• RECORD EXCERPTS:
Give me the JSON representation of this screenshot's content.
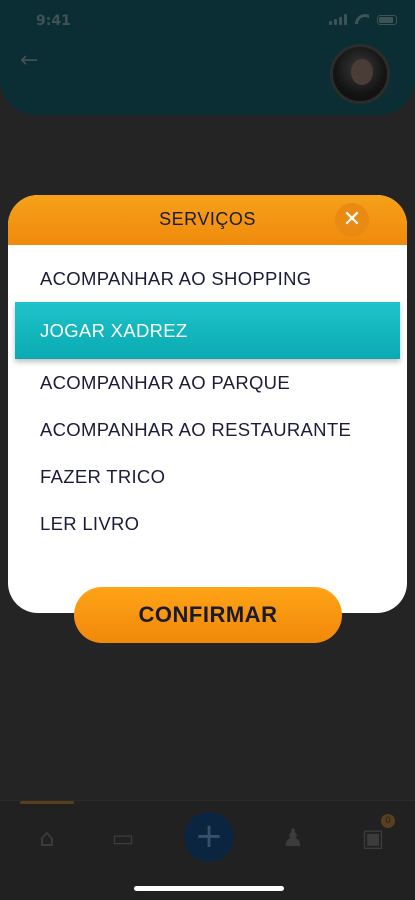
{
  "status_bar": {
    "time": "9:41",
    "icons": [
      "signal-icon",
      "wifi-icon",
      "battery-icon"
    ]
  },
  "header": {
    "back_icon": "arrow-left-icon",
    "avatar": "user-avatar"
  },
  "modal": {
    "title": "SERVIÇOS",
    "close_glyph": "✕",
    "items": [
      {
        "label": "ACOMPANHAR AO SHOPPING",
        "selected": false
      },
      {
        "label": "JOGAR XADREZ",
        "selected": true
      },
      {
        "label": "ACOMPANHAR AO PARQUE",
        "selected": false
      },
      {
        "label": "ACOMPANHAR AO RESTAURANTE",
        "selected": false
      },
      {
        "label": "FAZER TRICO",
        "selected": false
      },
      {
        "label": "LER LIVRO",
        "selected": false
      }
    ],
    "confirm_label": "CONFIRMAR"
  },
  "bottom_nav": {
    "items": [
      "home-icon",
      "calendar-icon",
      "add-icon",
      "notification-icon",
      "inbox-icon"
    ],
    "plus_glyph": "+",
    "badge": "0"
  },
  "colors": {
    "accent_orange": "#f39512",
    "selected_teal": "#12b6bd",
    "overlay": "#242424"
  }
}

• PROBLEM TO SOLVE:
Return the listing above word for word, with the pictures removed.

• REPLY TO THE EXERCISE:
Give me the JSON representation of this screenshot's content.
{
  "status_bar": {
    "time": "9:41",
    "icons": [
      "signal-icon",
      "wifi-icon",
      "battery-icon"
    ]
  },
  "header": {
    "back_icon": "arrow-left-icon",
    "avatar": "user-avatar"
  },
  "modal": {
    "title": "SERVIÇOS",
    "close_glyph": "✕",
    "items": [
      {
        "label": "ACOMPANHAR AO SHOPPING",
        "selected": false
      },
      {
        "label": "JOGAR XADREZ",
        "selected": true
      },
      {
        "label": "ACOMPANHAR AO PARQUE",
        "selected": false
      },
      {
        "label": "ACOMPANHAR AO RESTAURANTE",
        "selected": false
      },
      {
        "label": "FAZER TRICO",
        "selected": false
      },
      {
        "label": "LER LIVRO",
        "selected": false
      }
    ],
    "confirm_label": "CONFIRMAR"
  },
  "bottom_nav": {
    "items": [
      "home-icon",
      "calendar-icon",
      "add-icon",
      "notification-icon",
      "inbox-icon"
    ],
    "plus_glyph": "+",
    "badge": "0"
  },
  "colors": {
    "accent_orange": "#f39512",
    "selected_teal": "#12b6bd",
    "overlay": "#242424"
  }
}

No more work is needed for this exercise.